### Aim of the exercise:
Pull each line holding "Северо" out of the entries below.

[Dataset listings of figures]
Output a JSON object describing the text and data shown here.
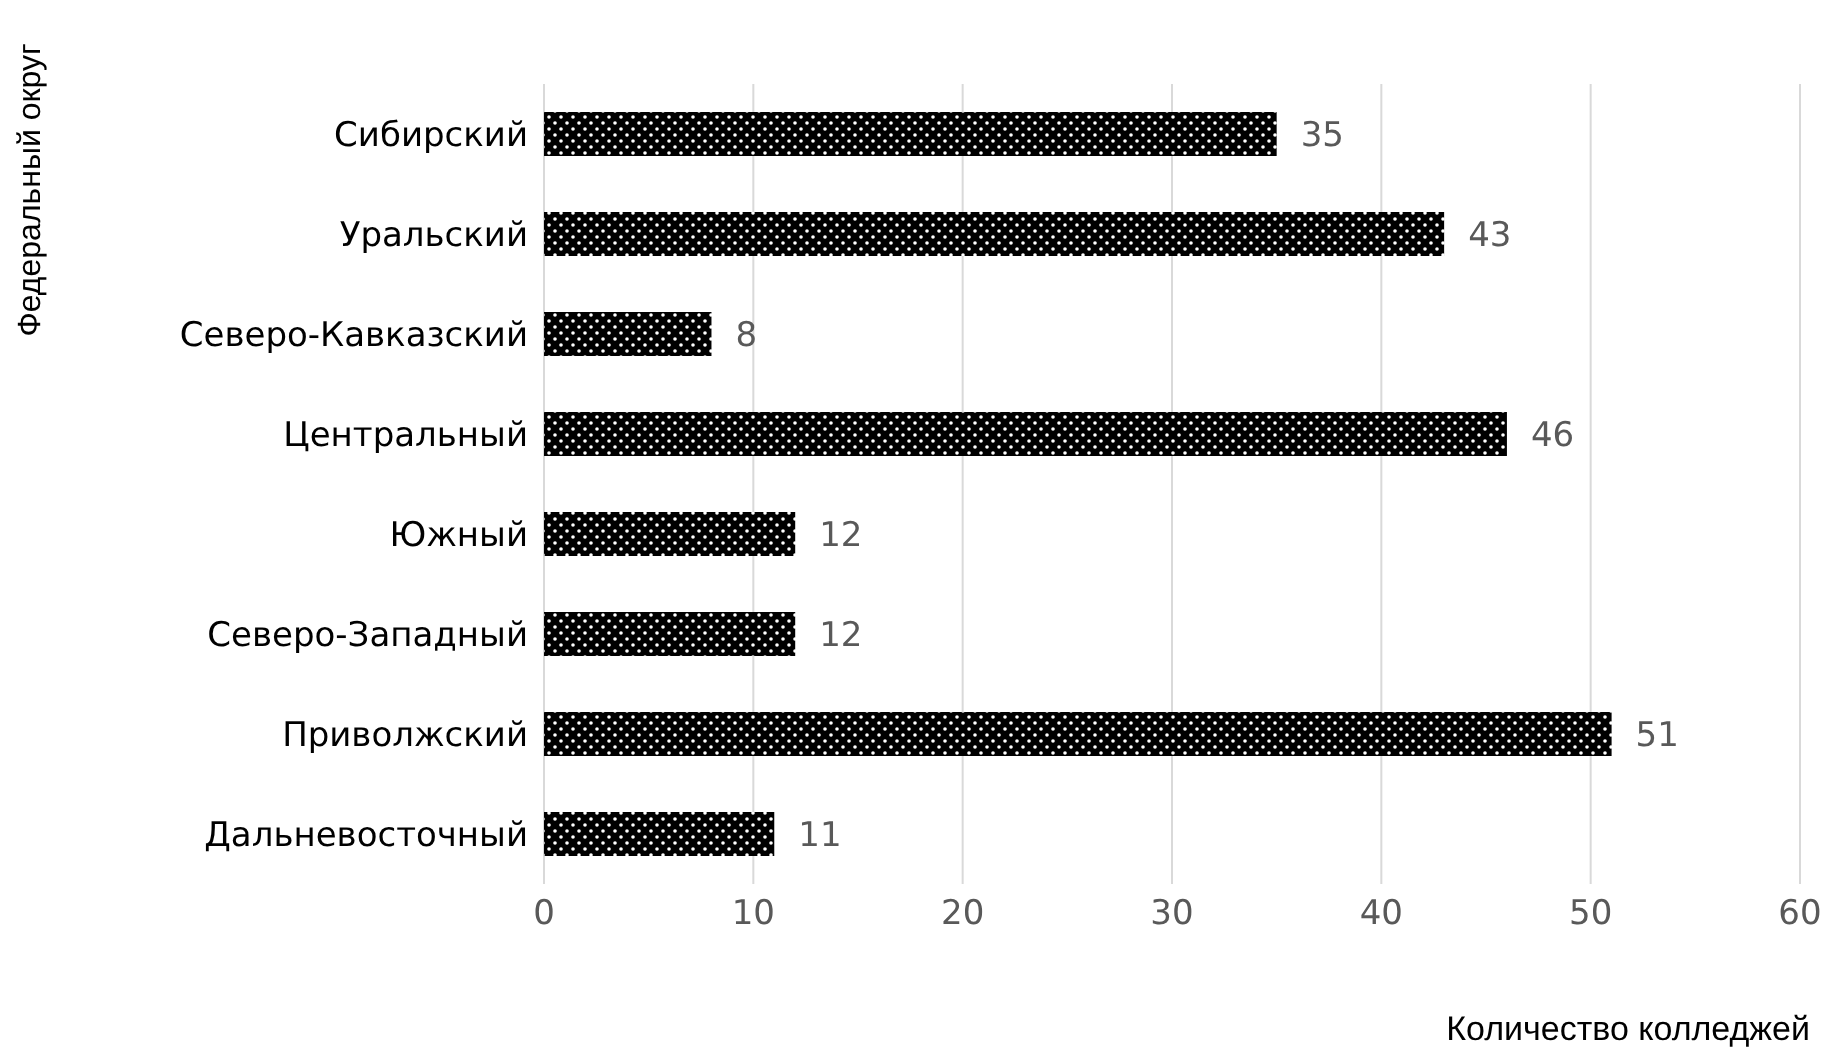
{
  "chart_data": {
    "type": "bar",
    "orientation": "horizontal",
    "ylabel": "Федеральный округ",
    "xlabel": "Количество колледжей",
    "categories": [
      "Сибирский",
      "Уральский",
      "Северо-Кавказский",
      "Центральный",
      "Южный",
      "Северо-Западный",
      "Приволжский",
      "Дальневосточный"
    ],
    "values": [
      35,
      43,
      8,
      46,
      12,
      12,
      51,
      11
    ],
    "color": "#000000",
    "xlim": [
      0,
      60
    ],
    "xticks": [
      0,
      10,
      20,
      30,
      40,
      50,
      60
    ],
    "grid": "x",
    "data_labels": true
  }
}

### Answer to the problem:
      "Северо-Кавказский",
      "Северо-Западный",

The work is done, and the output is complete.